───── Records for the task

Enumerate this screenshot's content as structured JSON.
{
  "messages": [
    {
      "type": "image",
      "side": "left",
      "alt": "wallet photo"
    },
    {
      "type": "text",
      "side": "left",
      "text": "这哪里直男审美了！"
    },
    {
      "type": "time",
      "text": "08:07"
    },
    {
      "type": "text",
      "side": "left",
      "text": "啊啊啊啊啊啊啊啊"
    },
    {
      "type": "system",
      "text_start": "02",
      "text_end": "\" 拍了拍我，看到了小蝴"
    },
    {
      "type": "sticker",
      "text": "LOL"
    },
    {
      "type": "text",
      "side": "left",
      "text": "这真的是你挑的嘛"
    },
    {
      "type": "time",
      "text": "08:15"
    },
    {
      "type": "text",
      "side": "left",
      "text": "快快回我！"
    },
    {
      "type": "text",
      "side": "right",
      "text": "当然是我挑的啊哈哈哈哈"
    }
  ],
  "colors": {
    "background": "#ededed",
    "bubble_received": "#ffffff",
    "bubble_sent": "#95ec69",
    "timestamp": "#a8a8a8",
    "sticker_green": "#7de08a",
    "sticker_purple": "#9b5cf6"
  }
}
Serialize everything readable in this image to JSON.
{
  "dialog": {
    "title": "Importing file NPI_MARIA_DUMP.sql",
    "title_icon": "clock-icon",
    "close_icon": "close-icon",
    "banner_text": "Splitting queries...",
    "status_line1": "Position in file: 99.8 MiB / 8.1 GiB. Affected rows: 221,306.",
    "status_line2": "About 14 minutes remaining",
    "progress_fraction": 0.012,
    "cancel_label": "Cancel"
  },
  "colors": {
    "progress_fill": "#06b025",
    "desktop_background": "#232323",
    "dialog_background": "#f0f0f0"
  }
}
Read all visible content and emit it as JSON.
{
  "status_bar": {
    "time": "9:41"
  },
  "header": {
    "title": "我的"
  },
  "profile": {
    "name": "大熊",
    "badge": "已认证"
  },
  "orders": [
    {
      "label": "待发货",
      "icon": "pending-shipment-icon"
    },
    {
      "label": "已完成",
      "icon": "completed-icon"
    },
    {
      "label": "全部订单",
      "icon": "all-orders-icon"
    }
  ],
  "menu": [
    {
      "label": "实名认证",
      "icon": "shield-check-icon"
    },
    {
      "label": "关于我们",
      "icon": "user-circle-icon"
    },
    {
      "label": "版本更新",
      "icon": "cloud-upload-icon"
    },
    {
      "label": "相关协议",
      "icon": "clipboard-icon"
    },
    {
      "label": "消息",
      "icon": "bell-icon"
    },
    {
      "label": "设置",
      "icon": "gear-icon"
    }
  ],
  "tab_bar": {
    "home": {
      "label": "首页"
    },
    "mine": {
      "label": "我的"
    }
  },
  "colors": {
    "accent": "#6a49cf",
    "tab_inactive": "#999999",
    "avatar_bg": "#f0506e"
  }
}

──────────

## Stated goal
Quote verbatim the line containing "Serialize everything readable" and every line after it through the end of the records above.

## Problem solution
Serialize everything readable in this image to JSON.
{
  "dialog": {
    "title": "Importing file NPI_MARIA_DUMP.sql",
    "title_icon": "clock-icon",
    "close_icon": "close-icon",
    "banner_text": "Splitting queries...",
    "status_line1": "Position in file: 99.8 MiB / 8.1 GiB. Affected rows: 221,306.",
    "status_line2": "About 14 minutes remaining",
    "progress_fraction": 0.012,
    "cancel_label": "Cancel"
  },
  "colors": {
    "progress_fill": "#06b025",
    "desktop_background": "#232323",
    "dialog_background": "#f0f0f0"
  }
}
Read all visible content and emit it as JSON.
{
  "status_bar": {
    "time": "9:41"
  },
  "header": {
    "title": "我的"
  },
  "profile": {
    "name": "大熊",
    "badge": "已认证"
  },
  "orders": [
    {
      "label": "待发货",
      "icon": "pending-shipment-icon"
    },
    {
      "label": "已完成",
      "icon": "completed-icon"
    },
    {
      "label": "全部订单",
      "icon": "all-orders-icon"
    }
  ],
  "menu": [
    {
      "label": "实名认证",
      "icon": "shield-check-icon"
    },
    {
      "label": "关于我们",
      "icon": "user-circle-icon"
    },
    {
      "label": "版本更新",
      "icon": "cloud-upload-icon"
    },
    {
      "label": "相关协议",
      "icon": "clipboard-icon"
    },
    {
      "label": "消息",
      "icon": "bell-icon"
    },
    {
      "label": "设置",
      "icon": "gear-icon"
    }
  ],
  "tab_bar": {
    "home": {
      "label": "首页"
    },
    "mine": {
      "label": "我的"
    }
  },
  "colors": {
    "accent": "#6a49cf",
    "tab_inactive": "#999999",
    "avatar_bg": "#f0506e"
  }
}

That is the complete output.